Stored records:
┌──
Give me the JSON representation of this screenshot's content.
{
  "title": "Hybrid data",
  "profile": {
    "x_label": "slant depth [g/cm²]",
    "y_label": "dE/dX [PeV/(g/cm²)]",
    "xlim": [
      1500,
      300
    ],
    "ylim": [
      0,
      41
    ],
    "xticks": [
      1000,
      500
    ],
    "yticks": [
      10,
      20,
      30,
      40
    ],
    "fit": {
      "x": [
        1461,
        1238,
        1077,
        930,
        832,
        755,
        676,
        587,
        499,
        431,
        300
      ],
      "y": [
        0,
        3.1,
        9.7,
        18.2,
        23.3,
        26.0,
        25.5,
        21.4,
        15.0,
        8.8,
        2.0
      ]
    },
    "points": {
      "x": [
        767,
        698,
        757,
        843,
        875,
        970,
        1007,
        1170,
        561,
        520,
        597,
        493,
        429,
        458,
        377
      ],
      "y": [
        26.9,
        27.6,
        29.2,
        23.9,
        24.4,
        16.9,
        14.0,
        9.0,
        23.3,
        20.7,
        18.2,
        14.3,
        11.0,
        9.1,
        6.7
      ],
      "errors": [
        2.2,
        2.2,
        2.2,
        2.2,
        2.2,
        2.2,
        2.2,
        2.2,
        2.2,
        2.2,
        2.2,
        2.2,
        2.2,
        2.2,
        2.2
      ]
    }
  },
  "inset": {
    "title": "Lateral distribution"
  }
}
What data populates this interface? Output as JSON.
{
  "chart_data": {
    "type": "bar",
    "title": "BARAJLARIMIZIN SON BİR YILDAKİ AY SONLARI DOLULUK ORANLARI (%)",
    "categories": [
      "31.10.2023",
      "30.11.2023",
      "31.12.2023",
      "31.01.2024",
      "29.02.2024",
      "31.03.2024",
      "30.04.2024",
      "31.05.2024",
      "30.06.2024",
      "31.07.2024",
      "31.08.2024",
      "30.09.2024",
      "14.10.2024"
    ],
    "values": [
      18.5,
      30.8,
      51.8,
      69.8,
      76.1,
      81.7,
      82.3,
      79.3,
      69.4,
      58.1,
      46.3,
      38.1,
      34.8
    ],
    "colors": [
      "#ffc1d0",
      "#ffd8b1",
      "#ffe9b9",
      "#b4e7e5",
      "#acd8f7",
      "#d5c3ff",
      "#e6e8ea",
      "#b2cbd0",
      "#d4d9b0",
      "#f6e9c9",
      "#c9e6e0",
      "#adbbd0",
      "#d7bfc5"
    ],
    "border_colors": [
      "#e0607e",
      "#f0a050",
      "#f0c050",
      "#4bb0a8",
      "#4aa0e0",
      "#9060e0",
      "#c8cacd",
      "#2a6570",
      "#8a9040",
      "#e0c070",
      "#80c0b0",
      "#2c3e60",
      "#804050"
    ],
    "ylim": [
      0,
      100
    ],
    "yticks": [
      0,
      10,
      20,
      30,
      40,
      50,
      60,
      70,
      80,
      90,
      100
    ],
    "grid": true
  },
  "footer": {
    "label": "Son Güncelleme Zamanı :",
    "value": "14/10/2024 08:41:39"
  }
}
└──
WORK TO BE COMPLETED: Collect the lines of the records that include the string "JSON".

RESULT OF THE EXERCISE:
Give me the JSON representation of this screenshot's content.
What data populates this interface? Output as JSON.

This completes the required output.